**PROBLEM DETAILS:** Only the number is wanted: count the lines that include the word "Hospital".

┌─ RAW RECORDS

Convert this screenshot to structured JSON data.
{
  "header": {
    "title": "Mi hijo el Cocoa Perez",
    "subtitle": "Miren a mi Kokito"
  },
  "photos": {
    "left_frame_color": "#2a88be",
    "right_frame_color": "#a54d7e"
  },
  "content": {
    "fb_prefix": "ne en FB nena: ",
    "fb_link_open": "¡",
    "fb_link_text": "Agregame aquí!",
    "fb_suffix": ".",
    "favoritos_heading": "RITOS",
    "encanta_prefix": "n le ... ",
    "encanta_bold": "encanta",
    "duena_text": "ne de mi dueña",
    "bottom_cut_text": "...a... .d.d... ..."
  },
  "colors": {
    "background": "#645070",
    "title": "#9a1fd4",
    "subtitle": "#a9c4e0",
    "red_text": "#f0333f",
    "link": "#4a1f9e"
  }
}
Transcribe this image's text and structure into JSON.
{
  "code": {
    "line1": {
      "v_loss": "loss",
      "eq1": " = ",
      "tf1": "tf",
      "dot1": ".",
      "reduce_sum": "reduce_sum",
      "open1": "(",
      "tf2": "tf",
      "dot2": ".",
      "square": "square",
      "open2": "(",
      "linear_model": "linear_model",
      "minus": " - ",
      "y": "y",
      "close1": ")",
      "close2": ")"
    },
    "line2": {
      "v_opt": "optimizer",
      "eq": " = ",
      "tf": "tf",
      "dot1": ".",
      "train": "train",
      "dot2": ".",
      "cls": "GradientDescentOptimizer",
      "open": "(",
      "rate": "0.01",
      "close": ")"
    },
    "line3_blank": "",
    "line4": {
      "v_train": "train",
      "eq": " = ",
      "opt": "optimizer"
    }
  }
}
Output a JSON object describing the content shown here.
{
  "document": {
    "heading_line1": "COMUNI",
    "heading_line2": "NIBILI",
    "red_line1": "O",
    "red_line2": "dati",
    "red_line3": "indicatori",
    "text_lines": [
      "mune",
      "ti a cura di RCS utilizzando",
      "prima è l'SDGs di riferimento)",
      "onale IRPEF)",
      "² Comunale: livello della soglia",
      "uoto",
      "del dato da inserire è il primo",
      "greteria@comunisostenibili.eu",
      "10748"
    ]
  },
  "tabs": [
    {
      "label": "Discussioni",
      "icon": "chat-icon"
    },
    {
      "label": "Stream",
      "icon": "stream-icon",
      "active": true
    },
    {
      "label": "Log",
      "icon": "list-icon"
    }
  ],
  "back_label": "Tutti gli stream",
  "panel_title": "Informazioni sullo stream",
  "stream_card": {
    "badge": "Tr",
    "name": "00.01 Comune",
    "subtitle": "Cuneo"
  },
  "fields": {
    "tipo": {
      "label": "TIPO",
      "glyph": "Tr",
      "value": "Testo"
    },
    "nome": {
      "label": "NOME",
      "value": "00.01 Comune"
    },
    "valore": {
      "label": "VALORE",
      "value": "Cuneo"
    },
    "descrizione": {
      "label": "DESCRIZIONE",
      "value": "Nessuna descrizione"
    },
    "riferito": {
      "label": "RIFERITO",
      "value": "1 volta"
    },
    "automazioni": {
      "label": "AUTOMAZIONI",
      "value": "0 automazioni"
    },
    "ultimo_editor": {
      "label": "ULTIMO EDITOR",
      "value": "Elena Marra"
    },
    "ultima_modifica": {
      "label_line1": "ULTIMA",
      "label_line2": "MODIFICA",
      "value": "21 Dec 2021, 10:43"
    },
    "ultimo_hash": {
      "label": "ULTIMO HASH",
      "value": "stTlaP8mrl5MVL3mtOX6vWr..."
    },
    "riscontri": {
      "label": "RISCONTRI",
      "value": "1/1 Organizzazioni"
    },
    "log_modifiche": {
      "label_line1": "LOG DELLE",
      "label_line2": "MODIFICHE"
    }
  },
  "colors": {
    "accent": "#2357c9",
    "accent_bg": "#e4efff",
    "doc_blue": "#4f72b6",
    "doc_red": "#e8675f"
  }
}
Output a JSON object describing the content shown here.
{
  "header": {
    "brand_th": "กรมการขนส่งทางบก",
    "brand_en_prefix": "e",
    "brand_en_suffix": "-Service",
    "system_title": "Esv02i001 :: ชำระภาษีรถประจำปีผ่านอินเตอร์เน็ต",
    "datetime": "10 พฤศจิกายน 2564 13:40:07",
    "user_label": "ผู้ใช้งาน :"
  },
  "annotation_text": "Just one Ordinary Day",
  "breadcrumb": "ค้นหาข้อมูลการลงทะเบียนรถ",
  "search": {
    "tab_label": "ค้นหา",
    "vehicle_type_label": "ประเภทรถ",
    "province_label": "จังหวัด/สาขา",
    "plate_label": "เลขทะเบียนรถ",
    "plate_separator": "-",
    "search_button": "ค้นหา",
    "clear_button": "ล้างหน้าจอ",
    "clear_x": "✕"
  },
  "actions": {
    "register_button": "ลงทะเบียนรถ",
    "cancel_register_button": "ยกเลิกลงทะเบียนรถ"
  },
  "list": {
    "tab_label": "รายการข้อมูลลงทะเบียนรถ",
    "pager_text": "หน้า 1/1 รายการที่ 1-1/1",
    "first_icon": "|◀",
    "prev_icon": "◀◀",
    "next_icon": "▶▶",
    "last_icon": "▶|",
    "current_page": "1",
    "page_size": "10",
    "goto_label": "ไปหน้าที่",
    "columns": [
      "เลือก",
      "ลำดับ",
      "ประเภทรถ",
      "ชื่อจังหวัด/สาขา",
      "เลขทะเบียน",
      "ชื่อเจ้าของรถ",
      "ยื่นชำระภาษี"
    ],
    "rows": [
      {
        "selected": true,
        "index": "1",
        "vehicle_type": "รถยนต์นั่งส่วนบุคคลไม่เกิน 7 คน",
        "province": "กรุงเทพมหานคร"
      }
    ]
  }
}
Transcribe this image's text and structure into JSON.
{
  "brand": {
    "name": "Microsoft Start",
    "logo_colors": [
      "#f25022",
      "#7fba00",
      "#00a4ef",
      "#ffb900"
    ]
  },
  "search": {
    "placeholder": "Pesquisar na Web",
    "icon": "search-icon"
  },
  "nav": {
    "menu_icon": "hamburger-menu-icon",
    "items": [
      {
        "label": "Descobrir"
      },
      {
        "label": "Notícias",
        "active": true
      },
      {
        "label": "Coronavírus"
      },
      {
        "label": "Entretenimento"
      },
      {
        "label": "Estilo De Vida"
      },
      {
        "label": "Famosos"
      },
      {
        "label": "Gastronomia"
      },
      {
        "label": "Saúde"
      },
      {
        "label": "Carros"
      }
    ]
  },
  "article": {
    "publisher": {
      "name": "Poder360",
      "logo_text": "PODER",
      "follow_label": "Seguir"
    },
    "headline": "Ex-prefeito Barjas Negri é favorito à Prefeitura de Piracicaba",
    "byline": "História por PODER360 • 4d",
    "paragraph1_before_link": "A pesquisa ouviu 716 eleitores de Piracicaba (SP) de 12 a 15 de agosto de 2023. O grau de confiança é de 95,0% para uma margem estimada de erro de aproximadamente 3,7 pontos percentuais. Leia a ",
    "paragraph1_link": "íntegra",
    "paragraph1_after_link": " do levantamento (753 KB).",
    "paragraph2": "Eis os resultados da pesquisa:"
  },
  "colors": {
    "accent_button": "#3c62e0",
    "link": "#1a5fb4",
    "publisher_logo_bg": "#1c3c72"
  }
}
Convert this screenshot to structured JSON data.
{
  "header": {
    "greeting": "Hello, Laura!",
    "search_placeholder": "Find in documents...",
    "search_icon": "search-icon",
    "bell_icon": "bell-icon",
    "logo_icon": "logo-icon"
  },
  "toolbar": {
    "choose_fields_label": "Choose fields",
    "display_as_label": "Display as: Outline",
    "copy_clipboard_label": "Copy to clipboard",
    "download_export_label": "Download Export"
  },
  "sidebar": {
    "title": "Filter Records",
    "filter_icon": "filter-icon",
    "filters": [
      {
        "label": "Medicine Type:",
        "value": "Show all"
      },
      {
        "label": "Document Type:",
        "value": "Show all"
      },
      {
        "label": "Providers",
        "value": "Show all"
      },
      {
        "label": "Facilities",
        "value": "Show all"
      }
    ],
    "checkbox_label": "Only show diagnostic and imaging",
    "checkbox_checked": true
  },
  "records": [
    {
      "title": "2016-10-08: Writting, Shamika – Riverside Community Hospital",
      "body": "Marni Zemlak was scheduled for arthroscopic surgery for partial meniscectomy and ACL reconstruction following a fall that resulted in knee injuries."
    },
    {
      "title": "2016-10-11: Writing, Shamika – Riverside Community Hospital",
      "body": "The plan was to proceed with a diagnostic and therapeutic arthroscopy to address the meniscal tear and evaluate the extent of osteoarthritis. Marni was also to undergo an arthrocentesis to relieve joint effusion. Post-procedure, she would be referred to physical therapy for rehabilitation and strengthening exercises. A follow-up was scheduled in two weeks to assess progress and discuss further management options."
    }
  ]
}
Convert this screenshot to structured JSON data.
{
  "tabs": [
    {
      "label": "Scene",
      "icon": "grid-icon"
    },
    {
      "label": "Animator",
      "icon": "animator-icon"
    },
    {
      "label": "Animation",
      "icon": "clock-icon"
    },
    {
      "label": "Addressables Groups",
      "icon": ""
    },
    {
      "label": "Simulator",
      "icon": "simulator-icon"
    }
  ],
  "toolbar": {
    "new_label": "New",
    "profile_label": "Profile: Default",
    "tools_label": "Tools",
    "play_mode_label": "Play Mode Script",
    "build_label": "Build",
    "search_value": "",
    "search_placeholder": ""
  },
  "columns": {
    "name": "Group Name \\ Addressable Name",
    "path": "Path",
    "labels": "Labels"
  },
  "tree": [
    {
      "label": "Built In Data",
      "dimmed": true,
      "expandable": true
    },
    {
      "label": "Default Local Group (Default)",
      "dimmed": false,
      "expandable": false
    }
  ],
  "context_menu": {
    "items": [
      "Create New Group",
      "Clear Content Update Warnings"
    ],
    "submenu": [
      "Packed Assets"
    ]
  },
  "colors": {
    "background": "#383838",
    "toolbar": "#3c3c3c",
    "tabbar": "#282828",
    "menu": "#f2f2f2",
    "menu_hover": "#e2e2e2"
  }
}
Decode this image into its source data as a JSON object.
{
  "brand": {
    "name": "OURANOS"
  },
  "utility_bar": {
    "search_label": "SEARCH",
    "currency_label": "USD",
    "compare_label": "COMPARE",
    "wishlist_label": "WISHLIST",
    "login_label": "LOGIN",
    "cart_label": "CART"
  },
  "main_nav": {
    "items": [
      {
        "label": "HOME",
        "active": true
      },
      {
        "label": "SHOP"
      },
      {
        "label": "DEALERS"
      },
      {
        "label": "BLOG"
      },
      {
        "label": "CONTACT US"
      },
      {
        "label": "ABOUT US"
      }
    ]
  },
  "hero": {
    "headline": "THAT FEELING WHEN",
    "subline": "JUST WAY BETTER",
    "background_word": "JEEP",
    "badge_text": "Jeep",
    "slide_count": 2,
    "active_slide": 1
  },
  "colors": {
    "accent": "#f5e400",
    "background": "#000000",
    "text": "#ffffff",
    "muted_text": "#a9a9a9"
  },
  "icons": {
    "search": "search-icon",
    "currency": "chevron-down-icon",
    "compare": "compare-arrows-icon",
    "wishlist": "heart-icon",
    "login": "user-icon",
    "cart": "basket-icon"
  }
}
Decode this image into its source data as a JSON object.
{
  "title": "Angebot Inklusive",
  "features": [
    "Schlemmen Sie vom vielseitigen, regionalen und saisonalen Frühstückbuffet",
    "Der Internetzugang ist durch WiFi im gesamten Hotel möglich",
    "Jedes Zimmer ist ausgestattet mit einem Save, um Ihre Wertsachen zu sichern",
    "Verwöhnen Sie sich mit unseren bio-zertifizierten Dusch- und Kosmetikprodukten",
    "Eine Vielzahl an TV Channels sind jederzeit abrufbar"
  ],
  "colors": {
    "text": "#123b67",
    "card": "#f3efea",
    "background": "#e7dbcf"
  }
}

└─

**RESULT OF THIS EXERCISE:** 2